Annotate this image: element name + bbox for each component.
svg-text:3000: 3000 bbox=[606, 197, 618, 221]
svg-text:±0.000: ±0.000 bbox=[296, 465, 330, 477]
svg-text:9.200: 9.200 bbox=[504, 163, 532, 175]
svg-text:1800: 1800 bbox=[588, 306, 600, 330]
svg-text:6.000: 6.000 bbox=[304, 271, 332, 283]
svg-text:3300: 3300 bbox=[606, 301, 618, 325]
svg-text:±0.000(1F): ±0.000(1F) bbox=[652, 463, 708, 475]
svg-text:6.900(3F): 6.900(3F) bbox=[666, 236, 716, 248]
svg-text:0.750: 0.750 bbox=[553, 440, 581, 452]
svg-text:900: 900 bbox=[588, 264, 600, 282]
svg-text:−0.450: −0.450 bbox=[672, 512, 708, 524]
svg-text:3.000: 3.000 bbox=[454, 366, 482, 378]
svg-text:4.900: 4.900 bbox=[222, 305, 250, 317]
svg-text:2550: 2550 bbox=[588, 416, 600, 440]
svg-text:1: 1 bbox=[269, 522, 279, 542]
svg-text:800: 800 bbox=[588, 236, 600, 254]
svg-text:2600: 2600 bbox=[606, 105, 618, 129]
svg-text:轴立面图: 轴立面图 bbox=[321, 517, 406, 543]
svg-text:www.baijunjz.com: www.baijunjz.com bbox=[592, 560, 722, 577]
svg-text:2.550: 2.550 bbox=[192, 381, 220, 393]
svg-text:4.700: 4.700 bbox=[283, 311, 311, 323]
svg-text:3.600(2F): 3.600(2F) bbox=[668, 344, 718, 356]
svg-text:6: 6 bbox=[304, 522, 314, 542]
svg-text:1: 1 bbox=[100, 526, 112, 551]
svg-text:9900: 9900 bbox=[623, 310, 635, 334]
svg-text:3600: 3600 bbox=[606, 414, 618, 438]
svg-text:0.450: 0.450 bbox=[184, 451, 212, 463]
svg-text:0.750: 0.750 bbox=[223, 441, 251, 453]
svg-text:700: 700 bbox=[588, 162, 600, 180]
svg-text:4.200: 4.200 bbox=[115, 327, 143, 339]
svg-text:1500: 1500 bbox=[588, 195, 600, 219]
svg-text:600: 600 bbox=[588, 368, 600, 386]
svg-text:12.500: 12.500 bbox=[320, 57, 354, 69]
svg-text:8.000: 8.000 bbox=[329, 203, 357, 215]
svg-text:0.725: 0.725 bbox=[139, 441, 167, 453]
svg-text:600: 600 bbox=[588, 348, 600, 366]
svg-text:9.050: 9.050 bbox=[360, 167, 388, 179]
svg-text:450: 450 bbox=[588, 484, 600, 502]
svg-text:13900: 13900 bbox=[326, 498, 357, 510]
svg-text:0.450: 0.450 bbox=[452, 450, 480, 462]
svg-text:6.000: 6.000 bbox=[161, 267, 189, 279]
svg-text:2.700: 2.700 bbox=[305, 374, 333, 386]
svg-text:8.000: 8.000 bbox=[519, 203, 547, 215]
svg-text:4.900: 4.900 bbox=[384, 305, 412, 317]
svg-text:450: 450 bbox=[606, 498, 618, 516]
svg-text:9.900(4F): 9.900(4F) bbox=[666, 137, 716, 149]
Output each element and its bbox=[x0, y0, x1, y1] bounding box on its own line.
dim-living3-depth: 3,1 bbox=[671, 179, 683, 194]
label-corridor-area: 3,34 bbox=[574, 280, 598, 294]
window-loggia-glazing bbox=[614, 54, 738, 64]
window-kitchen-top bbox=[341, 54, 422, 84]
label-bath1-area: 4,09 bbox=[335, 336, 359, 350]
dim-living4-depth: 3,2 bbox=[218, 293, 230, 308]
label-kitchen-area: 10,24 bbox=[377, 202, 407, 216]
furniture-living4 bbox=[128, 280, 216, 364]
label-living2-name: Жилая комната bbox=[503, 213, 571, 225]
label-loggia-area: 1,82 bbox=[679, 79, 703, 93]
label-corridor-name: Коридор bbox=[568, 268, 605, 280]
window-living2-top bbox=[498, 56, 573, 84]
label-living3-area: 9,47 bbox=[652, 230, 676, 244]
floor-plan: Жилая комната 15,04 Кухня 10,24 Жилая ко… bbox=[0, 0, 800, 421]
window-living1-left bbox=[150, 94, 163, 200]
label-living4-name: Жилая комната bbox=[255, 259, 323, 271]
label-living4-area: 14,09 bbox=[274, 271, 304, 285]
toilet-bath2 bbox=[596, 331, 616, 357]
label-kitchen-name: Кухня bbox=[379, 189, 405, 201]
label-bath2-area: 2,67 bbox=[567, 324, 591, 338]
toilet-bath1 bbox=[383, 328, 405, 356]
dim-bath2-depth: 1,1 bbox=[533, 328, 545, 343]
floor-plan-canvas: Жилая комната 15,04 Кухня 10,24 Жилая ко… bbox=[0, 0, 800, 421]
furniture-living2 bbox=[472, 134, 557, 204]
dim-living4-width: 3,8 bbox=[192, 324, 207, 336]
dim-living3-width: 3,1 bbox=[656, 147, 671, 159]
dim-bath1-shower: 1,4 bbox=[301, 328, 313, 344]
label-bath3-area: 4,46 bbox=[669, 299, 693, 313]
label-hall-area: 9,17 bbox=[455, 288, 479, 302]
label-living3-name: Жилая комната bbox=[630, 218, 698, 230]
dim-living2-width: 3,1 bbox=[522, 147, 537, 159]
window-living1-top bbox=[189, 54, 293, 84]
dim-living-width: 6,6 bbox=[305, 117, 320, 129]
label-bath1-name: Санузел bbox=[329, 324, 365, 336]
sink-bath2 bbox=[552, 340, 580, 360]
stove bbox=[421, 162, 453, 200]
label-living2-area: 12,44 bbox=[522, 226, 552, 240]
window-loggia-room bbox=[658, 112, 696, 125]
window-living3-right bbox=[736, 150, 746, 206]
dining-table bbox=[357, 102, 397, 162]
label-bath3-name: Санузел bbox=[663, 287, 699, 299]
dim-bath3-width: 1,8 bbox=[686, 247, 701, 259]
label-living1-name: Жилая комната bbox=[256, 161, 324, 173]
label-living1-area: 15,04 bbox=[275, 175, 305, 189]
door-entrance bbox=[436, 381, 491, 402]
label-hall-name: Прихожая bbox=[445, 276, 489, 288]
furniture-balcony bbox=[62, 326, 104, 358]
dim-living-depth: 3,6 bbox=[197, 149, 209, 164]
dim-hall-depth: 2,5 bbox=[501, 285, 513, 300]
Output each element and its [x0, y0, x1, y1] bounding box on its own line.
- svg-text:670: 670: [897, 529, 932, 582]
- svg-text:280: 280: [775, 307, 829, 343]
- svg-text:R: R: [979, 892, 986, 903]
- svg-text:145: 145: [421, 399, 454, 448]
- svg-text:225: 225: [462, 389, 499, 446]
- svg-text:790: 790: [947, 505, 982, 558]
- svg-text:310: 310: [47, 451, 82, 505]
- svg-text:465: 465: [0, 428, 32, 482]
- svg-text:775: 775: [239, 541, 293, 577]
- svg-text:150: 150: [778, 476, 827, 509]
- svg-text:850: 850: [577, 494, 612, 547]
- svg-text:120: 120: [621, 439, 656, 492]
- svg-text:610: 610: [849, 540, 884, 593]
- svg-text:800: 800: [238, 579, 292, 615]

Stated problem: Please quote the listing verbatim, starting at its first line and ending at the line that contains "svg-text:2.550: 2.550 bbox=[192, 381, 220, 393]", with both of those lines included.

Complete response:
Annotate this image: element name + bbox for each component.
svg-text:3000: 3000 bbox=[606, 197, 618, 221]
svg-text:±0.000: ±0.000 bbox=[296, 465, 330, 477]
svg-text:9.200: 9.200 bbox=[504, 163, 532, 175]
svg-text:1800: 1800 bbox=[588, 306, 600, 330]
svg-text:6.000: 6.000 bbox=[304, 271, 332, 283]
svg-text:3300: 3300 bbox=[606, 301, 618, 325]
svg-text:±0.000(1F): ±0.000(1F) bbox=[652, 463, 708, 475]
svg-text:6.900(3F): 6.900(3F) bbox=[666, 236, 716, 248]
svg-text:0.750: 0.750 bbox=[553, 440, 581, 452]
svg-text:900: 900 bbox=[588, 264, 600, 282]
svg-text:−0.450: −0.450 bbox=[672, 512, 708, 524]
svg-text:3.000: 3.000 bbox=[454, 366, 482, 378]
svg-text:4.900: 4.900 bbox=[222, 305, 250, 317]
svg-text:2550: 2550 bbox=[588, 416, 600, 440]
svg-text:1: 1 bbox=[269, 522, 279, 542]
svg-text:800: 800 bbox=[588, 236, 600, 254]
svg-text:2600: 2600 bbox=[606, 105, 618, 129]
svg-text:轴立面图: 轴立面图 bbox=[321, 517, 406, 543]
svg-text:www.baijunjz.com: www.baijunjz.com bbox=[592, 560, 722, 577]
svg-text:2.550: 2.550 bbox=[192, 381, 220, 393]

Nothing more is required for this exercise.